(Saved data entries)
*-*-*

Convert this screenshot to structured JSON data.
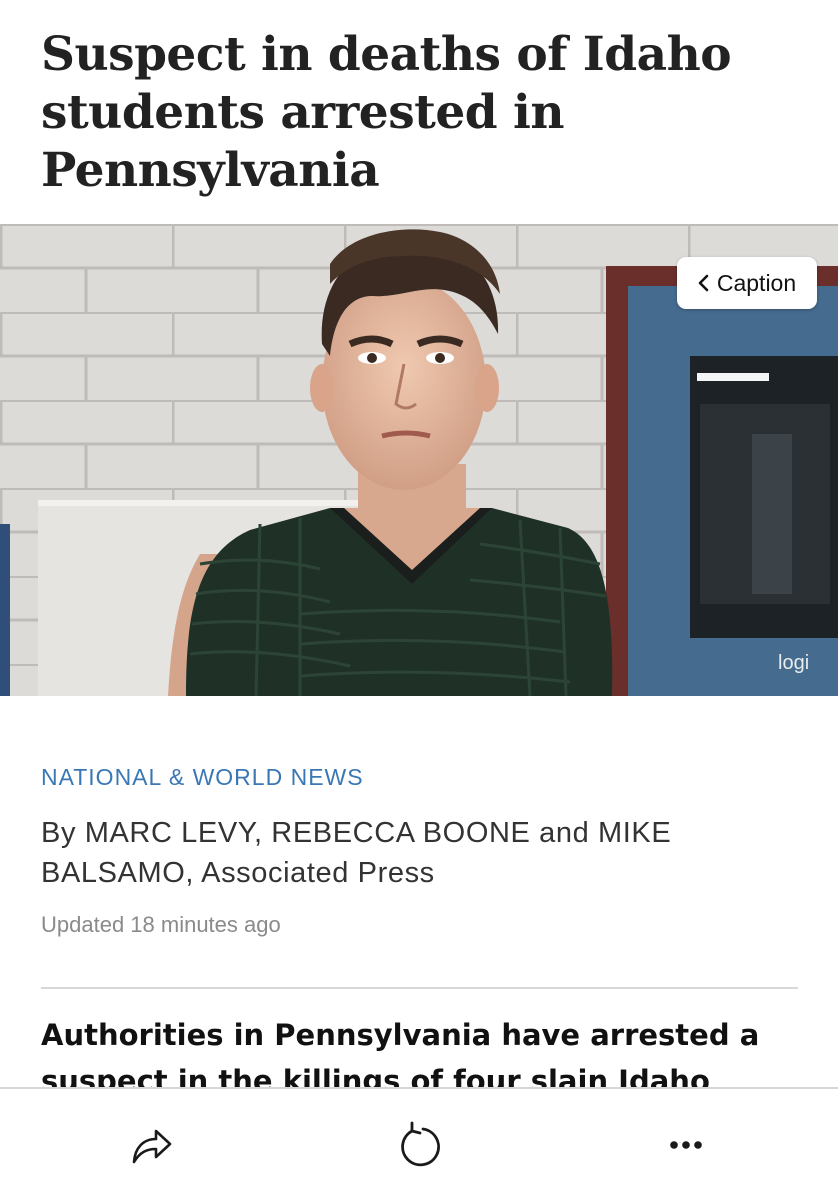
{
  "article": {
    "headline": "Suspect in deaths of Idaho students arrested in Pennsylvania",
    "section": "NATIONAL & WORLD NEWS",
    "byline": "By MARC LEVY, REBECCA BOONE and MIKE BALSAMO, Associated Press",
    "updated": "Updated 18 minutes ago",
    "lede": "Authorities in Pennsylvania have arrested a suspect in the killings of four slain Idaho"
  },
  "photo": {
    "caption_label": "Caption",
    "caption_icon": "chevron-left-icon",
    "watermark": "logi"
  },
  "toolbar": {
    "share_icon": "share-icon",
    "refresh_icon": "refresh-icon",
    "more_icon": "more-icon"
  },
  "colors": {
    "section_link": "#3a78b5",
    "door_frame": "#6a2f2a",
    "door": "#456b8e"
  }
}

*-*-*

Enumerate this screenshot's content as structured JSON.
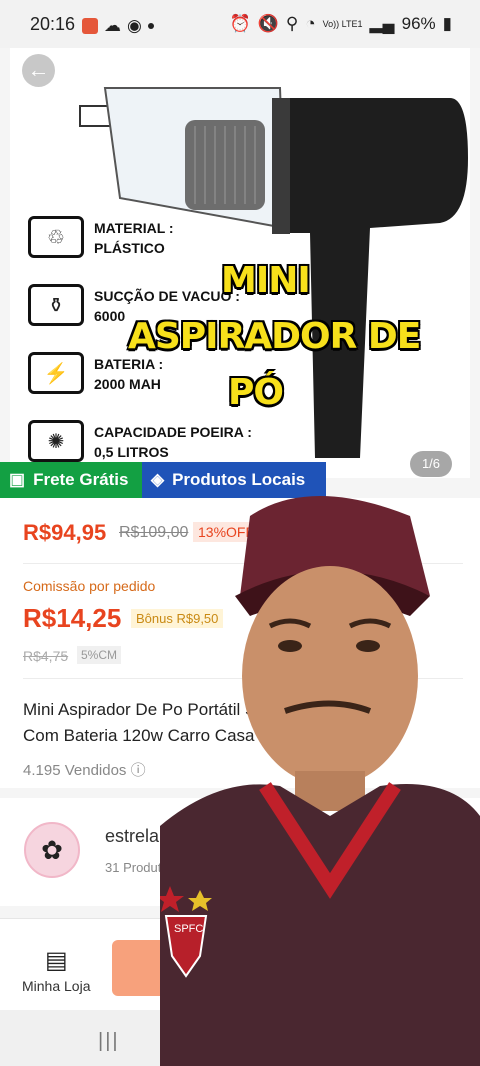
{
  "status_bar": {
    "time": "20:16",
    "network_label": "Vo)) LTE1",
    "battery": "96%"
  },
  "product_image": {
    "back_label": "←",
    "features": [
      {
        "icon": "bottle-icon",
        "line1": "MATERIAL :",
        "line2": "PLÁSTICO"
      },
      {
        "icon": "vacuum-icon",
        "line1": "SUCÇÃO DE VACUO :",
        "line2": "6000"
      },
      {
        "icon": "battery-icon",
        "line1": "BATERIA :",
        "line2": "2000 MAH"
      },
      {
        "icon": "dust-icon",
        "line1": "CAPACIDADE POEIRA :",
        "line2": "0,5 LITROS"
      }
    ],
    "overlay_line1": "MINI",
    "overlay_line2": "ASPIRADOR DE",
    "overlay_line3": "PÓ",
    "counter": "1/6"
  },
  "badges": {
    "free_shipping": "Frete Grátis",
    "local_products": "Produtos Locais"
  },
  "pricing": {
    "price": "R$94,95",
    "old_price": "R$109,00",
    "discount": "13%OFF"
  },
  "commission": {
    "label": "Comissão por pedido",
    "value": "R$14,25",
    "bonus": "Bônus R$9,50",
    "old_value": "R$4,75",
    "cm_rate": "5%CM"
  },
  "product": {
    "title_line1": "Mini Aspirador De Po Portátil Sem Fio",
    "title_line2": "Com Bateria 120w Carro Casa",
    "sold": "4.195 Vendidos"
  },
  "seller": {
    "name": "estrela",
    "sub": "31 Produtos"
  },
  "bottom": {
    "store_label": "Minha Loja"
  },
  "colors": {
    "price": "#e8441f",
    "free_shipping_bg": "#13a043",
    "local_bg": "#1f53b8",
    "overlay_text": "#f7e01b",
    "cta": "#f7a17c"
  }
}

*-*-*

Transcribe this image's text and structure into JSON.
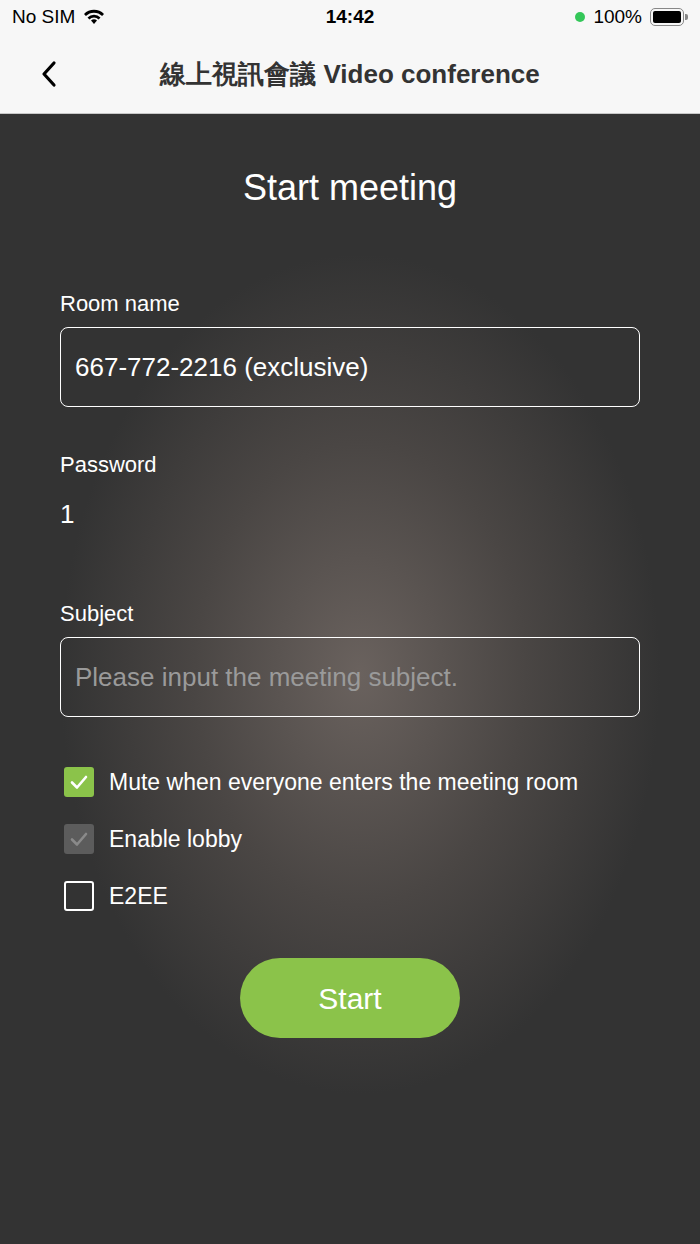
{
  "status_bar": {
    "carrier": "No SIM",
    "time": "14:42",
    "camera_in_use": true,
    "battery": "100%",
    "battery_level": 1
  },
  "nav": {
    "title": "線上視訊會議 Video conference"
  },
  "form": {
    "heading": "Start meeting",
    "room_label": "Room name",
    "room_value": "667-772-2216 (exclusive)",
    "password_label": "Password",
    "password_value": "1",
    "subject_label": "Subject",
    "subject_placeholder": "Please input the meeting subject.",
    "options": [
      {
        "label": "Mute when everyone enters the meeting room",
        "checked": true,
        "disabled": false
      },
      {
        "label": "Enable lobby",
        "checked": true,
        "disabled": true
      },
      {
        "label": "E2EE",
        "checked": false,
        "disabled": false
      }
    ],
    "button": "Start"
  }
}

*-*-*

Show the lines of the material that contain the word "true".

    "camera_in_use": true,
        "checked": true,
        "checked": true,
        "disabled": true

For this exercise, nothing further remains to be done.